[START INPUT ROWS]
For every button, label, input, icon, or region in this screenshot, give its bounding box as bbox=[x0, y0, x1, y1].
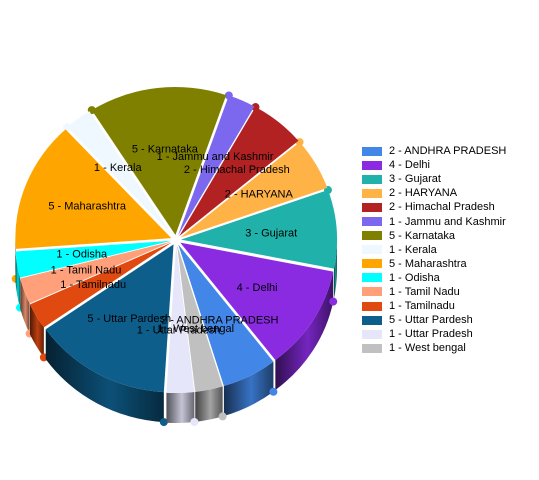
legend-swatch bbox=[362, 287, 382, 296]
legend-label: 5 - Uttar Pardesh bbox=[389, 314, 473, 326]
legend-label: 1 - Tamilnadu bbox=[389, 300, 455, 312]
legend-swatch bbox=[362, 203, 382, 212]
legend-swatch bbox=[362, 344, 382, 353]
pie-data-label-4-delhi: 4 - Delhi bbox=[237, 282, 278, 294]
legend-label: 2 - HARYANA bbox=[389, 187, 457, 199]
pie-data-label-2-haryana: 2 - HARYANA bbox=[225, 189, 294, 201]
legend-swatch bbox=[362, 217, 382, 226]
legend-swatch bbox=[362, 330, 382, 339]
legend-item-2-haryana: 2 - HARYANA bbox=[362, 186, 506, 200]
legend-item-1-jammu-and-kashmir: 1 - Jammu and Kashmir bbox=[362, 214, 506, 228]
legend-label: 1 - Uttar Pradesh bbox=[389, 328, 473, 340]
legend-label: 5 - Maharashtra bbox=[389, 258, 467, 270]
pie-data-label-5-maharashtra: 5 - Maharashtra bbox=[48, 201, 127, 213]
legend-item-1-uttar-pradesh: 1 - Uttar Pradesh bbox=[362, 327, 506, 341]
legend-label: 1 - Jammu and Kashmir bbox=[389, 216, 506, 228]
chart-legend: 2 - ANDHRA PRADESH 4 - Delhi 3 - Gujarat 2 … bbox=[362, 144, 506, 355]
legend-item-5-uttar-pardesh: 5 - Uttar Pardesh bbox=[362, 313, 506, 327]
legend-swatch bbox=[362, 245, 382, 254]
legend-label: 1 - Kerala bbox=[389, 244, 437, 256]
legend-item-1-odisha: 1 - Odisha bbox=[362, 271, 506, 285]
legend-item-5-maharashtra: 5 - Maharashtra bbox=[362, 257, 506, 271]
pie-data-label-2-himachal-pradesh: 2 - Himachal Pradesh bbox=[184, 164, 290, 176]
pie-data-label-1-odisha: 1 - Odisha bbox=[56, 249, 108, 261]
legend-swatch bbox=[362, 147, 382, 156]
legend-label: 1 - Tamil Nadu bbox=[389, 286, 460, 298]
legend-swatch bbox=[362, 259, 382, 268]
legend-item-5-karnataka: 5 - Karnataka bbox=[362, 229, 506, 243]
legend-label: 1 - Odisha bbox=[389, 272, 440, 284]
legend-label: 1 - West bengal bbox=[389, 342, 466, 354]
pie-slice-side-1-uttar-pradesh bbox=[166, 392, 194, 423]
legend-item-1-tamil-nadu: 1 - Tamil Nadu bbox=[362, 285, 506, 299]
legend-item-3-gujarat: 3 - Gujarat bbox=[362, 172, 506, 186]
legend-swatch bbox=[362, 189, 382, 198]
legend-swatch bbox=[362, 302, 382, 311]
legend-item-1-west-bengal: 1 - West bengal bbox=[362, 341, 506, 355]
pie-data-label-1-tamil-nadu: 1 - Tamil Nadu bbox=[51, 264, 122, 276]
legend-swatch bbox=[362, 231, 382, 240]
legend-swatch bbox=[362, 161, 382, 170]
pie-slice-edge-marker bbox=[329, 298, 337, 306]
pie-data-label-1-tamilnadu: 1 - Tamilnadu bbox=[60, 279, 126, 291]
legend-label: 2 - Himachal Pradesh bbox=[389, 201, 495, 213]
pie-slice-side-1-west-bengal bbox=[195, 386, 222, 421]
pie-slice-edge-marker bbox=[219, 412, 227, 420]
legend-swatch bbox=[362, 175, 382, 184]
legend-label: 2 - ANDHRA PRADESH bbox=[389, 145, 506, 157]
pie-data-label-1-west-bengal: 1 - West bengal bbox=[157, 323, 234, 335]
pie-slice-edge-marker bbox=[190, 418, 198, 426]
pie-data-label-5-karnataka: 5 - Karnataka bbox=[132, 144, 199, 156]
pie-data-label-1-kerala: 1 - Kerala bbox=[94, 162, 143, 174]
legend-item-4-delhi: 4 - Delhi bbox=[362, 158, 506, 172]
legend-item-2-andhra-pradesh: 2 - ANDHRA PRADESH bbox=[362, 144, 506, 158]
pie-slice-edge-marker bbox=[269, 388, 277, 396]
legend-label: 3 - Gujarat bbox=[389, 173, 441, 185]
legend-item-1-kerala: 1 - Kerala bbox=[362, 243, 506, 257]
legend-label: 5 - Karnataka bbox=[389, 230, 455, 242]
legend-label: 4 - Delhi bbox=[389, 159, 430, 171]
legend-item-2-himachal-pradesh: 2 - Himachal Pradesh bbox=[362, 200, 506, 214]
legend-item-1-tamilnadu: 1 - Tamilnadu bbox=[362, 299, 506, 313]
legend-swatch bbox=[362, 273, 382, 282]
pie-data-label-3-gujarat: 3 - Gujarat bbox=[245, 227, 297, 239]
legend-swatch bbox=[362, 316, 382, 325]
[END INPUT ROWS]
### PROBLEM TO WORK ON
Rewrite the listing with every "legend-swatch" changed to "legend-color-key" and everything else kept the same. Leave the picture out of your answer.

### REPLY
For every button, label, input, icon, or region in this screenshot, give its bounding box as bbox=[x0, y0, x1, y1].
legend-color-key bbox=[362, 287, 382, 296]
legend-label: 5 - Uttar Pardesh bbox=[389, 314, 473, 326]
legend-label: 1 - Tamilnadu bbox=[389, 300, 455, 312]
legend-color-key bbox=[362, 203, 382, 212]
legend-color-key bbox=[362, 344, 382, 353]
pie-data-label-4-delhi: 4 - Delhi bbox=[237, 282, 278, 294]
legend-label: 2 - HARYANA bbox=[389, 187, 457, 199]
pie-data-label-2-haryana: 2 - HARYANA bbox=[225, 189, 294, 201]
legend-color-key bbox=[362, 217, 382, 226]
legend-color-key bbox=[362, 330, 382, 339]
legend-item-2-haryana: 2 - HARYANA bbox=[362, 186, 506, 200]
legend-item-1-jammu-and-kashmir: 1 - Jammu and Kashmir bbox=[362, 214, 506, 228]
legend-label: 1 - Uttar Pradesh bbox=[389, 328, 473, 340]
legend-label: 5 - Maharashtra bbox=[389, 258, 467, 270]
pie-data-label-5-maharashtra: 5 - Maharashtra bbox=[48, 201, 127, 213]
legend-item-1-uttar-pradesh: 1 - Uttar Pradesh bbox=[362, 327, 506, 341]
legend-label: 1 - Jammu and Kashmir bbox=[389, 216, 506, 228]
chart-legend: 2 - ANDHRA PRADESH 4 - Delhi 3 - Gujarat 2 … bbox=[362, 144, 506, 355]
legend-item-5-uttar-pardesh: 5 - Uttar Pardesh bbox=[362, 313, 506, 327]
legend-color-key bbox=[362, 245, 382, 254]
legend-label: 1 - Kerala bbox=[389, 244, 437, 256]
legend-item-1-odisha: 1 - Odisha bbox=[362, 271, 506, 285]
legend-item-5-maharashtra: 5 - Maharashtra bbox=[362, 257, 506, 271]
pie-data-label-2-himachal-pradesh: 2 - Himachal Pradesh bbox=[184, 164, 290, 176]
pie-data-label-1-odisha: 1 - Odisha bbox=[56, 249, 108, 261]
legend-color-key bbox=[362, 147, 382, 156]
legend-label: 1 - Tamil Nadu bbox=[389, 286, 460, 298]
legend-color-key bbox=[362, 259, 382, 268]
legend-item-5-karnataka: 5 - Karnataka bbox=[362, 229, 506, 243]
legend-label: 1 - Odisha bbox=[389, 272, 440, 284]
legend-label: 1 - West bengal bbox=[389, 342, 466, 354]
pie-slice-side-1-uttar-pradesh bbox=[166, 392, 194, 423]
legend-item-1-tamil-nadu: 1 - Tamil Nadu bbox=[362, 285, 506, 299]
legend-item-3-gujarat: 3 - Gujarat bbox=[362, 172, 506, 186]
legend-color-key bbox=[362, 189, 382, 198]
legend-color-key bbox=[362, 302, 382, 311]
legend-item-1-west-bengal: 1 - West bengal bbox=[362, 341, 506, 355]
pie-data-label-1-tamil-nadu: 1 - Tamil Nadu bbox=[51, 264, 122, 276]
legend-color-key bbox=[362, 231, 382, 240]
legend-color-key bbox=[362, 161, 382, 170]
pie-slice-edge-marker bbox=[329, 298, 337, 306]
pie-data-label-1-tamilnadu: 1 - Tamilnadu bbox=[60, 279, 126, 291]
legend-label: 2 - Himachal Pradesh bbox=[389, 201, 495, 213]
pie-slice-side-1-west-bengal bbox=[195, 386, 222, 421]
pie-slice-edge-marker bbox=[219, 412, 227, 420]
legend-color-key bbox=[362, 175, 382, 184]
legend-label: 2 - ANDHRA PRADESH bbox=[389, 145, 506, 157]
pie-data-label-1-west-bengal: 1 - West bengal bbox=[157, 323, 234, 335]
pie-slice-edge-marker bbox=[190, 418, 198, 426]
pie-data-label-5-karnataka: 5 - Karnataka bbox=[132, 144, 199, 156]
pie-data-label-1-kerala: 1 - Kerala bbox=[94, 162, 143, 174]
legend-item-4-delhi: 4 - Delhi bbox=[362, 158, 506, 172]
legend-item-2-andhra-pradesh: 2 - ANDHRA PRADESH bbox=[362, 144, 506, 158]
pie-slice-edge-marker bbox=[269, 388, 277, 396]
legend-label: 3 - Gujarat bbox=[389, 173, 441, 185]
legend-item-1-kerala: 1 - Kerala bbox=[362, 243, 506, 257]
legend-label: 5 - Karnataka bbox=[389, 230, 455, 242]
legend-label: 4 - Delhi bbox=[389, 159, 430, 171]
legend-item-2-himachal-pradesh: 2 - Himachal Pradesh bbox=[362, 200, 506, 214]
legend-item-1-tamilnadu: 1 - Tamilnadu bbox=[362, 299, 506, 313]
legend-color-key bbox=[362, 273, 382, 282]
pie-data-label-3-gujarat: 3 - Gujarat bbox=[245, 227, 297, 239]
legend-color-key bbox=[362, 316, 382, 325]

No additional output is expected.